### Exercise goal
Each line of the data that includes the string "powder" is to be copied out.

Dataset items
※

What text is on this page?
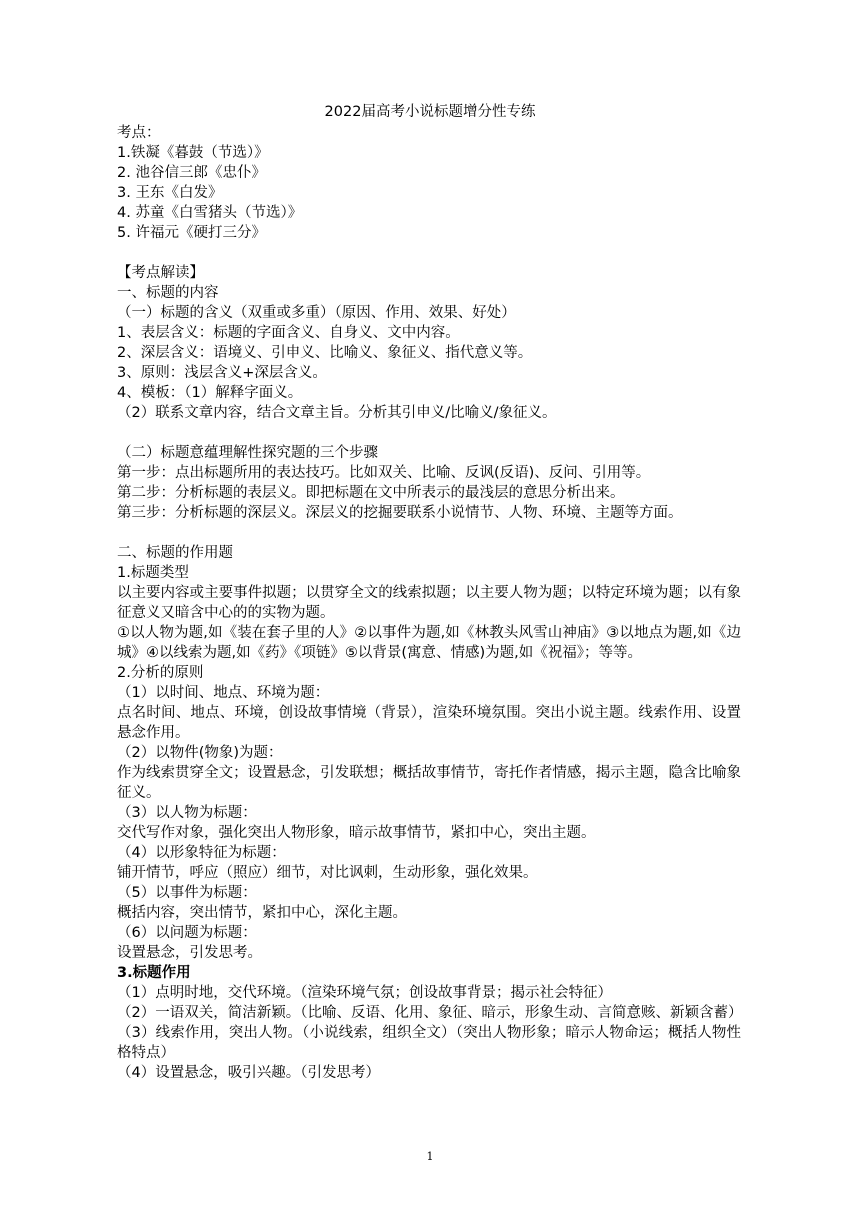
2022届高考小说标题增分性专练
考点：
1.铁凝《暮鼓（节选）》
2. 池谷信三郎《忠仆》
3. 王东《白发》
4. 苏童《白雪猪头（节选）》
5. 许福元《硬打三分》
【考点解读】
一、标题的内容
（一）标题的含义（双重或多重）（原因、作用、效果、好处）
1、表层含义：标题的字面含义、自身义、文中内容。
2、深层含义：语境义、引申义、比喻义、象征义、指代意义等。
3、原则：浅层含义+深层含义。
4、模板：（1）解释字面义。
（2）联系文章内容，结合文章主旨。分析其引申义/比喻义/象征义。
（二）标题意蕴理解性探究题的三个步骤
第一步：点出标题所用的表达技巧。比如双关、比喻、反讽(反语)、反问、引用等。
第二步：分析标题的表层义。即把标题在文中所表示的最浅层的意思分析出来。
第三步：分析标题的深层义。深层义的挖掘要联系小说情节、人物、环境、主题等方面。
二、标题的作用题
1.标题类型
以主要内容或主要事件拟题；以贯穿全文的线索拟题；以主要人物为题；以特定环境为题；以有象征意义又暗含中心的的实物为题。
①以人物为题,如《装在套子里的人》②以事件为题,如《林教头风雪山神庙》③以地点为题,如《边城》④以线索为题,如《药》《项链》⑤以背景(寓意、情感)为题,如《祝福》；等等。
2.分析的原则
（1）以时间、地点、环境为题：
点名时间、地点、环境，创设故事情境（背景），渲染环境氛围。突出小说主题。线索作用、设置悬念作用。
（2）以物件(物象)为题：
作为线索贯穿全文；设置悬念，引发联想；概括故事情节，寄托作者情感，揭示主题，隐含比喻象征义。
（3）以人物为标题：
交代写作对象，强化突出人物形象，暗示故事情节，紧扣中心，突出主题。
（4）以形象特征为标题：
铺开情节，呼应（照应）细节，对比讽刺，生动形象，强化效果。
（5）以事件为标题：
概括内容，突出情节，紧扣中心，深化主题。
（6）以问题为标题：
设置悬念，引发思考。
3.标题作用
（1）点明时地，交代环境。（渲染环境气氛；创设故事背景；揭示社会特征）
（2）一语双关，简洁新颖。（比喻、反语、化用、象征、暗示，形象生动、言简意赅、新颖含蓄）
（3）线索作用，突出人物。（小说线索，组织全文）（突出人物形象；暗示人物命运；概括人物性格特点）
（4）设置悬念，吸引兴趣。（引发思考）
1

※

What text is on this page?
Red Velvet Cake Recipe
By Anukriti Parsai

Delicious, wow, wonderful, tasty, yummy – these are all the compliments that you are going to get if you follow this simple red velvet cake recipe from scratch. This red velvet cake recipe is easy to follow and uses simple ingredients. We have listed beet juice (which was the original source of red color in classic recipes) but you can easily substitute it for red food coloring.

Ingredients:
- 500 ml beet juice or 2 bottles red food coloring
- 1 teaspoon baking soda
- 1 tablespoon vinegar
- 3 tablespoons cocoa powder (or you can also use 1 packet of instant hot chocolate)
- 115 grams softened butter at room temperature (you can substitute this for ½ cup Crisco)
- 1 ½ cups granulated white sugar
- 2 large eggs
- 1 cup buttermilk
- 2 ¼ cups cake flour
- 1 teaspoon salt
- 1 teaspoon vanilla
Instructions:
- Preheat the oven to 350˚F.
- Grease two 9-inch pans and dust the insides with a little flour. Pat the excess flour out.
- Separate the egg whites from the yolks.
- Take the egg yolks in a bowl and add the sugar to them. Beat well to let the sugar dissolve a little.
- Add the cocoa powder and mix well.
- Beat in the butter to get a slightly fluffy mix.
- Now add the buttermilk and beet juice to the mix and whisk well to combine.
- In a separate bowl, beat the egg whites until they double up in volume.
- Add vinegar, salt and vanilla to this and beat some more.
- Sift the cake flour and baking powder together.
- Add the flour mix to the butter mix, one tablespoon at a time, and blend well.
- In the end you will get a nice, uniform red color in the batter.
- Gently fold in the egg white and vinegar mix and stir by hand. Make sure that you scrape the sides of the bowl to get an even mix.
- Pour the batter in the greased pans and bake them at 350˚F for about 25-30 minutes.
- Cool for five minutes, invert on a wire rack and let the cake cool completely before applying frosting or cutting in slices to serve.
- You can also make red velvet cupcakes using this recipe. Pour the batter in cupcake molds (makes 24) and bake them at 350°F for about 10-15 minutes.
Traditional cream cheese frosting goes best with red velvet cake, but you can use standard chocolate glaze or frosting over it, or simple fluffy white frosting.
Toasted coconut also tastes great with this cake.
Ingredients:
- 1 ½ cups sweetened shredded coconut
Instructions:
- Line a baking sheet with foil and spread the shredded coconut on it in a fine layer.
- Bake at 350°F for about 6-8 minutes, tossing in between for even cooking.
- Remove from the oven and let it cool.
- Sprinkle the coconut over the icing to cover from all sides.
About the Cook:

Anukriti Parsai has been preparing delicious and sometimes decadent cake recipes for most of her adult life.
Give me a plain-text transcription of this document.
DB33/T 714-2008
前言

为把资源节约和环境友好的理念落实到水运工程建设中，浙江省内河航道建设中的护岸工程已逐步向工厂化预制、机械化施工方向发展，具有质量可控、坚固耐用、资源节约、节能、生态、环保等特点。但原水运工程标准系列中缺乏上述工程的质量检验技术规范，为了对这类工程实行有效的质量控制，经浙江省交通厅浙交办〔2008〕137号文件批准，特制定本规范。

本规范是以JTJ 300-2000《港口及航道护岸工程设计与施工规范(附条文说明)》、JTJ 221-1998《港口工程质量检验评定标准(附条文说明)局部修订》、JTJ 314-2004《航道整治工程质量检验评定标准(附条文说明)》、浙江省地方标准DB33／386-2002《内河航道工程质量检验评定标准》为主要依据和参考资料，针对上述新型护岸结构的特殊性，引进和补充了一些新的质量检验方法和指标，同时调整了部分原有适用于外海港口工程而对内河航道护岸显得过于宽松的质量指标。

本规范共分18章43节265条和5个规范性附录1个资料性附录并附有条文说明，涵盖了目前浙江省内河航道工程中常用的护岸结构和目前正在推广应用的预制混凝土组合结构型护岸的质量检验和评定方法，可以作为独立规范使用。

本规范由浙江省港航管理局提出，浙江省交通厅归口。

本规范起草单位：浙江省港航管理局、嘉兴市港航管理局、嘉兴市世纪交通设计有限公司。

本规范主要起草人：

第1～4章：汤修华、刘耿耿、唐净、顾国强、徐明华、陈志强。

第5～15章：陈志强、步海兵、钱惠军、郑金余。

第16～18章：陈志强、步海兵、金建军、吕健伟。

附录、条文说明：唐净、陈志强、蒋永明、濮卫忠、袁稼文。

※

### Answer in full
- 3 tablespoons cocoa powder (or you can also use 1 packet of instant hot chocolate)
- Add the cocoa powder and mix well.
- Sift the cake flour and baking powder together.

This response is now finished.